| GOAL |
Where the word "race" occurs in a line, return that line.

Raw records

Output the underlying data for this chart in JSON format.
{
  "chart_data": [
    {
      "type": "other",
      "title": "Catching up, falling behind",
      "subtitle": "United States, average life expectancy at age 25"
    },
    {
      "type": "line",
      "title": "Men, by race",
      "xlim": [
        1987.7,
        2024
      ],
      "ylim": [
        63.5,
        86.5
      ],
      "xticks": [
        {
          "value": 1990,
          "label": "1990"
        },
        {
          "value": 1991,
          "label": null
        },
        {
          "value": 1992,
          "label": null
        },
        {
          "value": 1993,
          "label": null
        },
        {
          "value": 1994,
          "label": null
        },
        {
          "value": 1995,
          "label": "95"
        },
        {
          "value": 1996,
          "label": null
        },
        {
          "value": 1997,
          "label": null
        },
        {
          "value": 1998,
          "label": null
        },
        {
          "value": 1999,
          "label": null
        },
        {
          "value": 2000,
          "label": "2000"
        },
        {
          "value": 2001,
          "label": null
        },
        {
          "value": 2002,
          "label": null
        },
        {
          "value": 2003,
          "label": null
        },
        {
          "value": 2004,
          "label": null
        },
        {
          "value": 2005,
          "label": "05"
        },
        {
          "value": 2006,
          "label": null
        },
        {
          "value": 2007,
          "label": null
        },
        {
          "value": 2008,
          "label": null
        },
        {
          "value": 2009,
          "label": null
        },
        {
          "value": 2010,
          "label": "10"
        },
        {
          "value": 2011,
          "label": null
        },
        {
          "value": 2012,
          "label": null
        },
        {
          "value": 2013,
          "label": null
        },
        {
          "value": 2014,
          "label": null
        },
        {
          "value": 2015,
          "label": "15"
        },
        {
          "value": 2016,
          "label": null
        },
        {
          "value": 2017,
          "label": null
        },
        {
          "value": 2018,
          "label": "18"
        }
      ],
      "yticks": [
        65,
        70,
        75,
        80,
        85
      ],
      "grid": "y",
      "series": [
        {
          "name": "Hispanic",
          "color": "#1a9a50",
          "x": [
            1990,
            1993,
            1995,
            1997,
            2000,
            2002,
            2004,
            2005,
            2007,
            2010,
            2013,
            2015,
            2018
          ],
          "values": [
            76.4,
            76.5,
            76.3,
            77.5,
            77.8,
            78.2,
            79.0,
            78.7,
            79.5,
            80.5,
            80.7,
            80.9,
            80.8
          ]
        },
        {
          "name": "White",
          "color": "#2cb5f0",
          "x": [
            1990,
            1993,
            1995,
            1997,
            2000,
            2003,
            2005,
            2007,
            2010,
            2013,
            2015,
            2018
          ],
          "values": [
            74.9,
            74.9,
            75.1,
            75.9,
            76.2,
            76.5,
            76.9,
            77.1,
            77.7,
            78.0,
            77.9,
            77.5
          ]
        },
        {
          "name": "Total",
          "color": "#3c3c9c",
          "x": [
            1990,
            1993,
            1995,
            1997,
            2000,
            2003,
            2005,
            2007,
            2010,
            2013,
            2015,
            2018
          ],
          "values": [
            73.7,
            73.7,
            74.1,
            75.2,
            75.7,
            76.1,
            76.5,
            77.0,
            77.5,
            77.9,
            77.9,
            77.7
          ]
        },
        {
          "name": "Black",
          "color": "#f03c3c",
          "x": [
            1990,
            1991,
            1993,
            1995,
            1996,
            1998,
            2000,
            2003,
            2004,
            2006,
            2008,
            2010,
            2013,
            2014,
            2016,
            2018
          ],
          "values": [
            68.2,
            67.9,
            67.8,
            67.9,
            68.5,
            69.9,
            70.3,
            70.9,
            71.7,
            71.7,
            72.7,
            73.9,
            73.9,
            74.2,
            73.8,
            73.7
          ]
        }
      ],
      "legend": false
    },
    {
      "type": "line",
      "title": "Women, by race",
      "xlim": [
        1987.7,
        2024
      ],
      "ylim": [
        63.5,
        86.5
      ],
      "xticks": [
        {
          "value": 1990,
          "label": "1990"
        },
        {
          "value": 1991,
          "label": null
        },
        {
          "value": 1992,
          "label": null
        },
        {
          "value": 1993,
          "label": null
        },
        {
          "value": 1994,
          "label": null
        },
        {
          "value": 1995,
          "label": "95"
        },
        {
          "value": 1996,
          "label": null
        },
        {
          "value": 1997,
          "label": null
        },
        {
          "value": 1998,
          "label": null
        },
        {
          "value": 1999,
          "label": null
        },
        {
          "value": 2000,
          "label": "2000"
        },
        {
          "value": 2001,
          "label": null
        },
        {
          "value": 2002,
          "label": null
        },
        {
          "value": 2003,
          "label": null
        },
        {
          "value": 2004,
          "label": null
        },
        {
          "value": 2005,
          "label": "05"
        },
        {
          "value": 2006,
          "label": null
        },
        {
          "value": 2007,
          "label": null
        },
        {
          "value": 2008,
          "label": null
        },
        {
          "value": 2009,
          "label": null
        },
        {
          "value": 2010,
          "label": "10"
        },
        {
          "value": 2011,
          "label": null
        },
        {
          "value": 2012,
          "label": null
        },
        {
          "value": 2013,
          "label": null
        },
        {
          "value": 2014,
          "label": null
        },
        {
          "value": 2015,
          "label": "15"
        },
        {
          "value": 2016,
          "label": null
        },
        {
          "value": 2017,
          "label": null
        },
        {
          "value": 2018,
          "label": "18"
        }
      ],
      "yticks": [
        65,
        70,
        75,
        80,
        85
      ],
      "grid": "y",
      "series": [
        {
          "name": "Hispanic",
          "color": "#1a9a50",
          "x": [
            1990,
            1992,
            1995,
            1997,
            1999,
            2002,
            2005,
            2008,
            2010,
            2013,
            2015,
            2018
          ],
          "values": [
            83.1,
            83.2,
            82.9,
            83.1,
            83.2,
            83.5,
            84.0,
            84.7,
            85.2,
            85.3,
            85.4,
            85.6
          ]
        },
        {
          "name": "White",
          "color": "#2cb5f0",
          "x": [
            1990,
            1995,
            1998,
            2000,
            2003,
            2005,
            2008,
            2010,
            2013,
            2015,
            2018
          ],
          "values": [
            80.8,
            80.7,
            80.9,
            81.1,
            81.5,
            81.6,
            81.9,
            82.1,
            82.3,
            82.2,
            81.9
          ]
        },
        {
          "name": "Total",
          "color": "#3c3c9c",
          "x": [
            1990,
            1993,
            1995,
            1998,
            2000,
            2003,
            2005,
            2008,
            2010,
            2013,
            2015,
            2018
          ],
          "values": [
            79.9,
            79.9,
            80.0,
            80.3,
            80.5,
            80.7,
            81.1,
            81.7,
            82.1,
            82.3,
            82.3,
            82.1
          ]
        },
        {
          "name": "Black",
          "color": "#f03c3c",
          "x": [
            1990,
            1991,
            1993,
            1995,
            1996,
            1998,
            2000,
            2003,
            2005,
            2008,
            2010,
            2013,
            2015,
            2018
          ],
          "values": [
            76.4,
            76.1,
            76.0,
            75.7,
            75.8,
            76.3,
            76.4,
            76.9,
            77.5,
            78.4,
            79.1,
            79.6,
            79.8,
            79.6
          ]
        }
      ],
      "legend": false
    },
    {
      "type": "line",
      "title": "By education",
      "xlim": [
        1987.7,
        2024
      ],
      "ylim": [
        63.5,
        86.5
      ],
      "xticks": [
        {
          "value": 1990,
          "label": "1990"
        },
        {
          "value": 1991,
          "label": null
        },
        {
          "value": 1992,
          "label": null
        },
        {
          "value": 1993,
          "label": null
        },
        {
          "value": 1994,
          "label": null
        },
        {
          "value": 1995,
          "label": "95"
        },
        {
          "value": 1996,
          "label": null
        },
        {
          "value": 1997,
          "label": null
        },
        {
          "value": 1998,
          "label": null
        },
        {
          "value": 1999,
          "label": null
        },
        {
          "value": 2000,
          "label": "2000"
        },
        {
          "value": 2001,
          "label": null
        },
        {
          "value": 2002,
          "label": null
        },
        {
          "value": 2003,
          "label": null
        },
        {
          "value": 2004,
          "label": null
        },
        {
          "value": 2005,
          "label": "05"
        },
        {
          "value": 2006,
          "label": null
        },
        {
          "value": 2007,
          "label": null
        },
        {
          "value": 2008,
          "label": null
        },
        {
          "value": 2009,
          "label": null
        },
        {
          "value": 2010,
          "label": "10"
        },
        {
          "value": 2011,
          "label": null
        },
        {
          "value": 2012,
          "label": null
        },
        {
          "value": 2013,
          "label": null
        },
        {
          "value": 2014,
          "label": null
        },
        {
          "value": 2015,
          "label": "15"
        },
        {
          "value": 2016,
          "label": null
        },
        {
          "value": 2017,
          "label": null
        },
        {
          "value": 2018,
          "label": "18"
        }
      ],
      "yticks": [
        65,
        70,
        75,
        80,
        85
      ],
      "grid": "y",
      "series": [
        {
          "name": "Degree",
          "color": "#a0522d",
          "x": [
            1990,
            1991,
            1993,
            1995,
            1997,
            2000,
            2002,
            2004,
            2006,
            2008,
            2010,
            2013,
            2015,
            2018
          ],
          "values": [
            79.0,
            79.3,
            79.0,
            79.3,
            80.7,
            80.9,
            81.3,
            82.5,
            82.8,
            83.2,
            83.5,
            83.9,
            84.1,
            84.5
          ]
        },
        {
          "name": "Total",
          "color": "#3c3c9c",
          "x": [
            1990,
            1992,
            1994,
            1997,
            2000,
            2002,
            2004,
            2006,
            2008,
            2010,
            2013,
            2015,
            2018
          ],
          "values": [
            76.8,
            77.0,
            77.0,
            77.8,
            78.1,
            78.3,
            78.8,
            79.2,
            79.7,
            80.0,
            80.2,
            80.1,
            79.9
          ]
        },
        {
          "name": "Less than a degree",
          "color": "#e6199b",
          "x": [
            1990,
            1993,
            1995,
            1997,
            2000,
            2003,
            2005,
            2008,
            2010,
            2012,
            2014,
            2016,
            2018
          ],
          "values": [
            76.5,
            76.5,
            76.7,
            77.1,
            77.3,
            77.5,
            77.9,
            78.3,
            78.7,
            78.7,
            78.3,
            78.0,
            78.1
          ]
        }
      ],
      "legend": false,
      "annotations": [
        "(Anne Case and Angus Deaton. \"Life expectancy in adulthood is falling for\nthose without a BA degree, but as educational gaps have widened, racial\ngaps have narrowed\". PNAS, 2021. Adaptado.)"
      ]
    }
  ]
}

| IN RESPONSE |
      "title": "Men, by race",
      "title": "Women, by race",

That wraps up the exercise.